INPUT:
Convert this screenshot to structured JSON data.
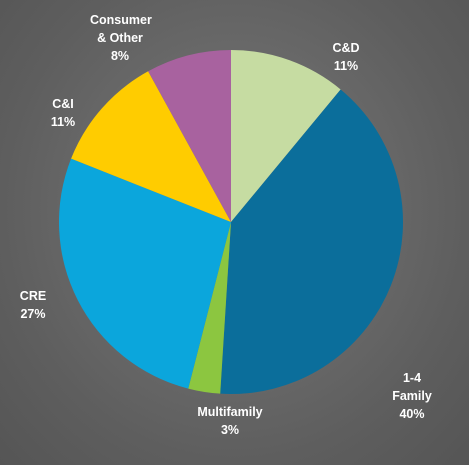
{
  "chart_data": {
    "type": "pie",
    "categories": [
      "C&D",
      "1-4 Family",
      "Multifamily",
      "CRE",
      "C&I",
      "Consumer & Other"
    ],
    "values": [
      11,
      40,
      3,
      27,
      11,
      8
    ],
    "value_labels": [
      "11%",
      "40%",
      "3%",
      "27%",
      "11%",
      "8%"
    ],
    "colors": [
      "#c6dca2",
      "#0b6e9b",
      "#8cc640",
      "#0ba6dc",
      "#ffcc00",
      "#a8629f"
    ]
  }
}
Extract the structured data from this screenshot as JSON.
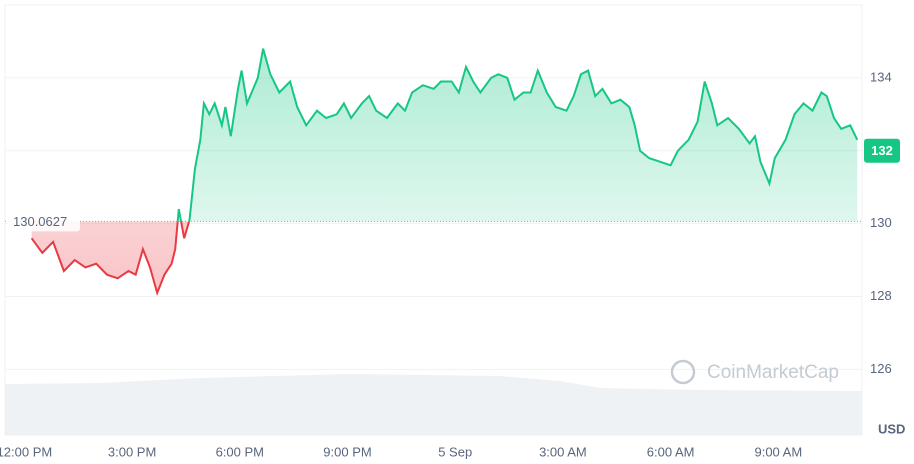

WHAT YOU SHOULD DO: Images in the data above are to be skipped. Retype all other material exactly.

THE REPLY:
Convert this screenshot to structured JSON data.
{
  "chart_data": {
    "type": "pie",
    "categories": [
      "C&D",
      "1-4 Family",
      "Multifamily",
      "CRE",
      "C&I",
      "Consumer & Other"
    ],
    "values": [
      11,
      40,
      3,
      27,
      11,
      8
    ],
    "value_labels": [
      "11%",
      "40%",
      "3%",
      "27%",
      "11%",
      "8%"
    ],
    "colors": [
      "#c6dca2",
      "#0b6e9b",
      "#8cc640",
      "#0ba6dc",
      "#ffcc00",
      "#a8629f"
    ]
  }
}
Extract the structured data from this screenshot as JSON.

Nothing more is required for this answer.